* _Objective_: Give a verbatim copy of the lines below, minus the pictures.
------------------------------------------------------------------------
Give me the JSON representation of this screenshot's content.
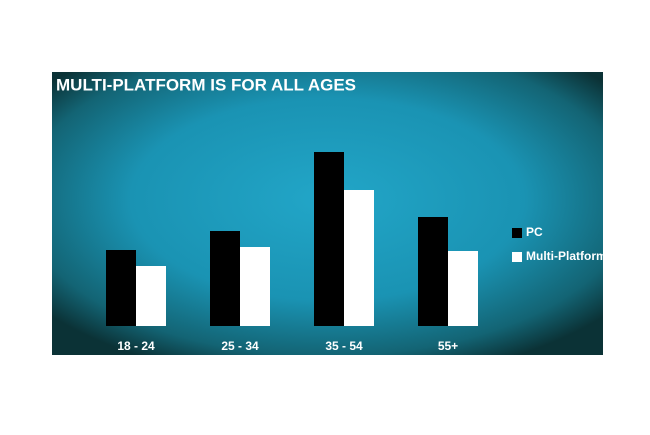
{
  "chart_data": {
    "type": "bar",
    "title": "MULTI-PLATFORM IS FOR ALL AGES",
    "categories": [
      "18 - 24",
      "25 - 34",
      "35 - 54",
      "55+"
    ],
    "series": [
      {
        "name": "PC",
        "color": "#000000",
        "values": [
          76,
          95,
          174,
          109
        ]
      },
      {
        "name": "Multi-Platform",
        "color": "#ffffff",
        "values": [
          60,
          79,
          136,
          75
        ]
      }
    ]
  }
}
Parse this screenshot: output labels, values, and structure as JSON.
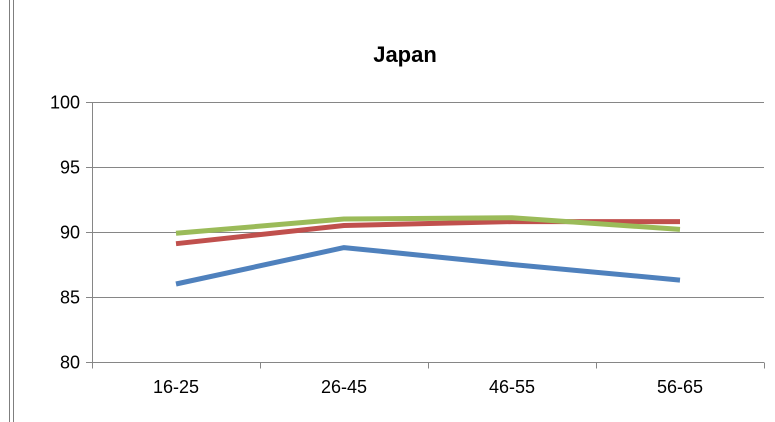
{
  "chart_data": {
    "type": "line",
    "title": "Japan",
    "xlabel": "",
    "ylabel": "",
    "categories": [
      "16-25",
      "26-45",
      "46-55",
      "56-65"
    ],
    "ylim": [
      80,
      100
    ],
    "yticks": [
      80,
      85,
      90,
      95,
      100
    ],
    "grid": "horizontal",
    "legend": "none",
    "series": [
      {
        "color": "#4f81bd",
        "values": [
          86.0,
          88.8,
          87.5,
          86.3
        ]
      },
      {
        "color": "#c0504d",
        "values": [
          89.1,
          90.5,
          90.8,
          90.8
        ]
      },
      {
        "color": "#9bbb59",
        "values": [
          89.9,
          91.0,
          91.1,
          90.2
        ]
      }
    ]
  }
}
------------------------------------------------------------------------
* _Written response_:
Give me the JSON representation of this screenshot's content.
{
  "chart_data": {
    "type": "bar",
    "title": "MULTI-PLATFORM IS FOR ALL AGES",
    "categories": [
      "18 - 24",
      "25 - 34",
      "35 - 54",
      "55+"
    ],
    "series": [
      {
        "name": "PC",
        "color": "#000000",
        "values": [
          76,
          95,
          174,
          109
        ]
      },
      {
        "name": "Multi-Platform",
        "color": "#ffffff",
        "values": [
          60,
          79,
          136,
          75
        ]
      }
    ]
  }
}
Parse this screenshot: output labels, values, and structure as JSON.
{
  "chart_data": {
    "type": "line",
    "title": "Japan",
    "xlabel": "",
    "ylabel": "",
    "categories": [
      "16-25",
      "26-45",
      "46-55",
      "56-65"
    ],
    "ylim": [
      80,
      100
    ],
    "yticks": [
      80,
      85,
      90,
      95,
      100
    ],
    "grid": "horizontal",
    "legend": "none",
    "series": [
      {
        "color": "#4f81bd",
        "values": [
          86.0,
          88.8,
          87.5,
          86.3
        ]
      },
      {
        "color": "#c0504d",
        "values": [
          89.1,
          90.5,
          90.8,
          90.8
        ]
      },
      {
        "color": "#9bbb59",
        "values": [
          89.9,
          91.0,
          91.1,
          90.2
        ]
      }
    ]
  }
}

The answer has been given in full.